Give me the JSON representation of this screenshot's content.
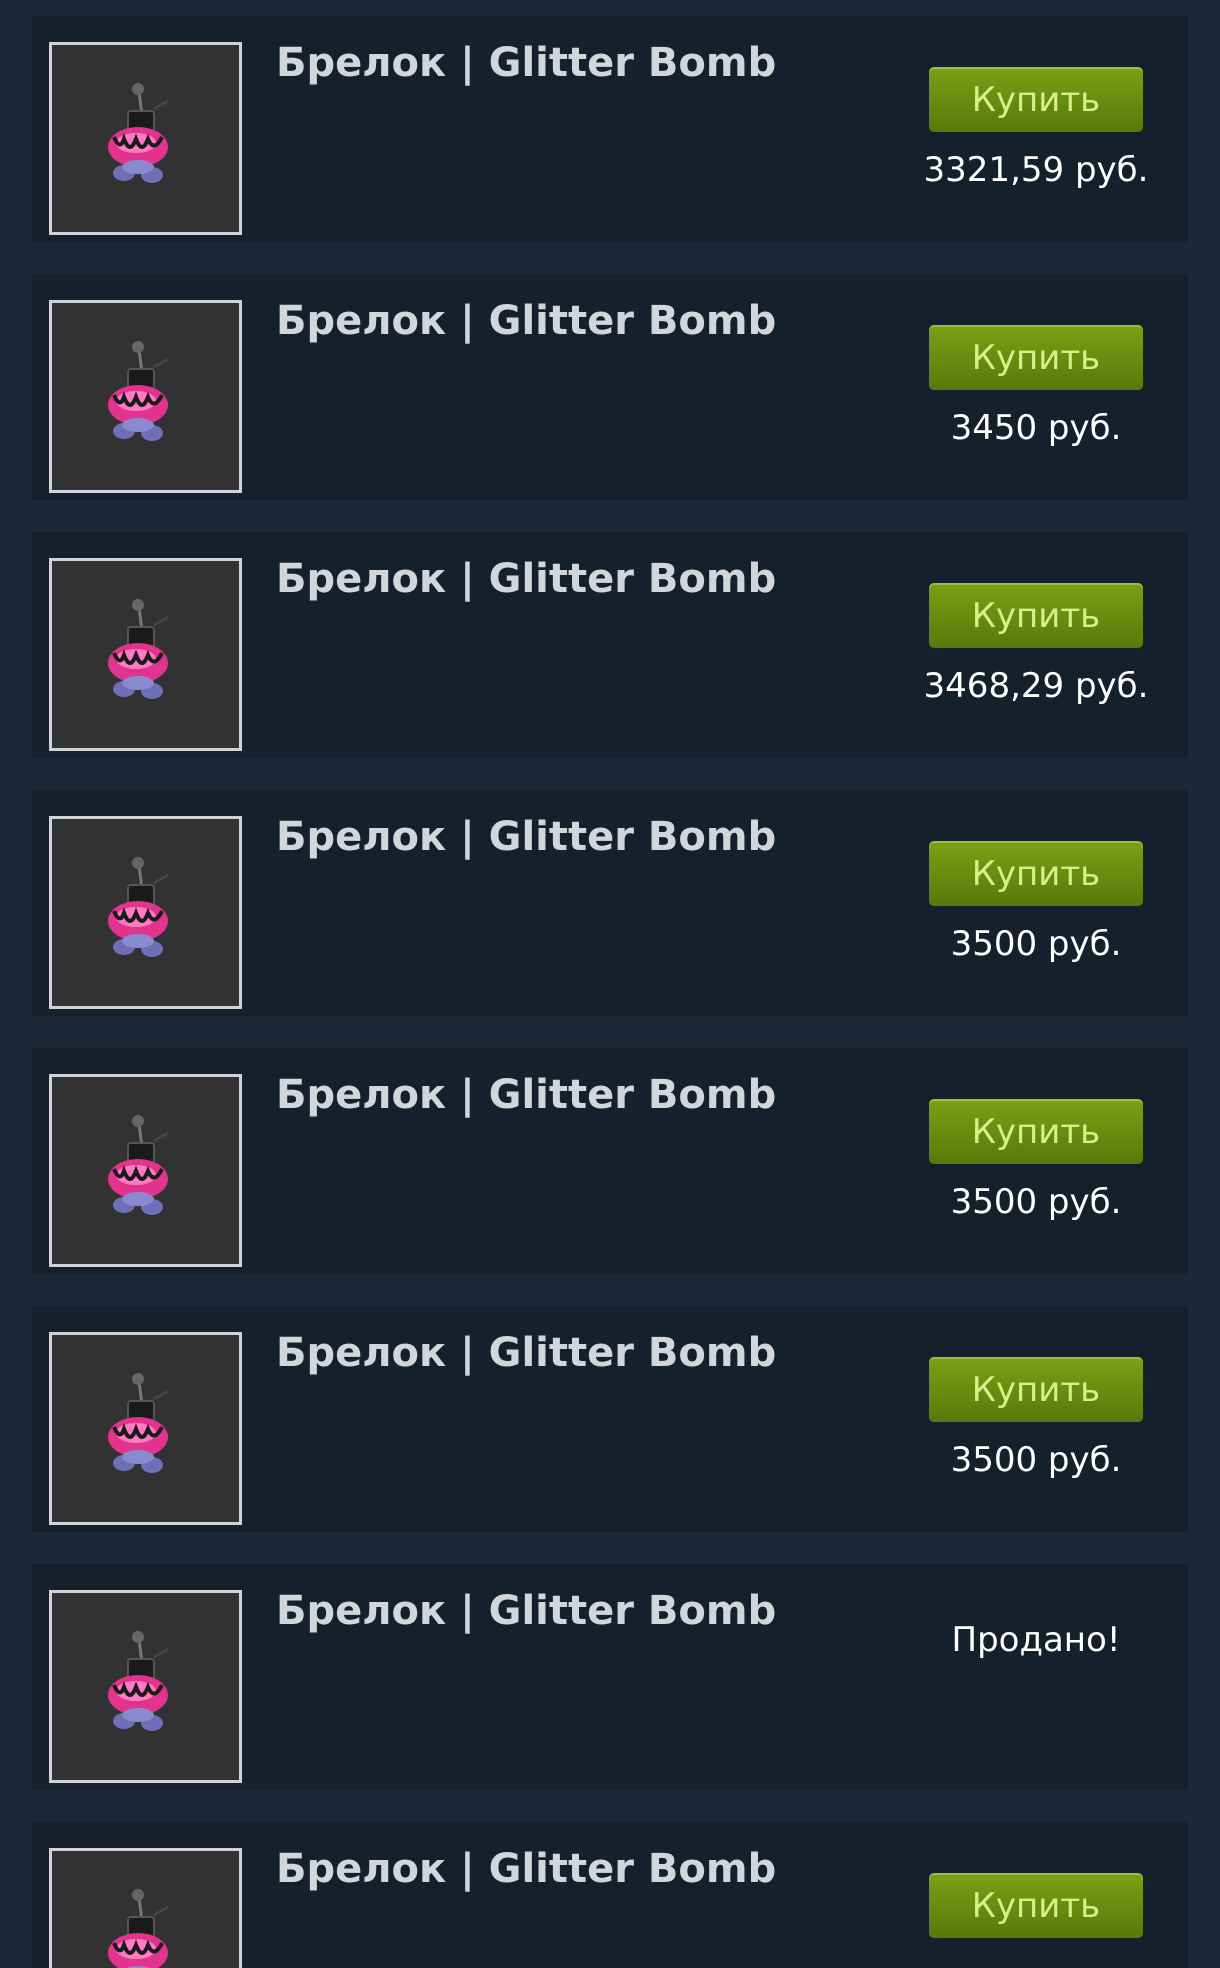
{
  "listings": [
    {
      "name": "Брелок | Glitter Bomb",
      "image": "glitter-bomb-charm-image",
      "buy_label": "Купить",
      "price": "3321,59 руб."
    },
    {
      "name": "Брелок | Glitter Bomb",
      "image": "glitter-bomb-charm-image",
      "buy_label": "Купить",
      "price": "3450 руб."
    },
    {
      "name": "Брелок | Glitter Bomb",
      "image": "glitter-bomb-charm-image",
      "buy_label": "Купить",
      "price": "3468,29 руб."
    },
    {
      "name": "Брелок | Glitter Bomb",
      "image": "glitter-bomb-charm-image",
      "buy_label": "Купить",
      "price": "3500 руб."
    },
    {
      "name": "Брелок | Glitter Bomb",
      "image": "glitter-bomb-charm-image",
      "buy_label": "Купить",
      "price": "3500 руб."
    },
    {
      "name": "Брелок | Glitter Bomb",
      "image": "glitter-bomb-charm-image",
      "buy_label": "Купить",
      "price": "3500 руб."
    },
    {
      "name": "Брелок | Glitter Bomb",
      "image": "glitter-bomb-charm-image",
      "status": "Продано!"
    },
    {
      "name": "Брелок | Glitter Bomb",
      "image": "glitter-bomb-charm-image",
      "buy_label": "Купить"
    }
  ],
  "colors": {
    "page_background": "#1c2838",
    "row_background": "#161f2c",
    "thumb_background": "#323232",
    "thumb_border": "#cfd3d8",
    "name_text": "#d2d5d9",
    "button_top": "#7aa115",
    "button_bottom": "#567a0a",
    "button_text": "#d8ef8a",
    "price_text": "#ffffff"
  }
}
————————
**Objective**.
Excluding the pictures, restate the records above word for word.

**Answer to this task**.
Give me the JSON representation of this screenshot's content.
{
  "listings": [
    {
      "name": "Брелок | Glitter Bomb",
      "image": "glitter-bomb-charm-image",
      "buy_label": "Купить",
      "price": "3321,59 руб."
    },
    {
      "name": "Брелок | Glitter Bomb",
      "image": "glitter-bomb-charm-image",
      "buy_label": "Купить",
      "price": "3450 руб."
    },
    {
      "name": "Брелок | Glitter Bomb",
      "image": "glitter-bomb-charm-image",
      "buy_label": "Купить",
      "price": "3468,29 руб."
    },
    {
      "name": "Брелок | Glitter Bomb",
      "image": "glitter-bomb-charm-image",
      "buy_label": "Купить",
      "price": "3500 руб."
    },
    {
      "name": "Брелок | Glitter Bomb",
      "image": "glitter-bomb-charm-image",
      "buy_label": "Купить",
      "price": "3500 руб."
    },
    {
      "name": "Брелок | Glitter Bomb",
      "image": "glitter-bomb-charm-image",
      "buy_label": "Купить",
      "price": "3500 руб."
    },
    {
      "name": "Брелок | Glitter Bomb",
      "image": "glitter-bomb-charm-image",
      "status": "Продано!"
    },
    {
      "name": "Брелок | Glitter Bomb",
      "image": "glitter-bomb-charm-image",
      "buy_label": "Купить"
    }
  ],
  "colors": {
    "page_background": "#1c2838",
    "row_background": "#161f2c",
    "thumb_background": "#323232",
    "thumb_border": "#cfd3d8",
    "name_text": "#d2d5d9",
    "button_top": "#7aa115",
    "button_bottom": "#567a0a",
    "button_text": "#d8ef8a",
    "price_text": "#ffffff"
  }
}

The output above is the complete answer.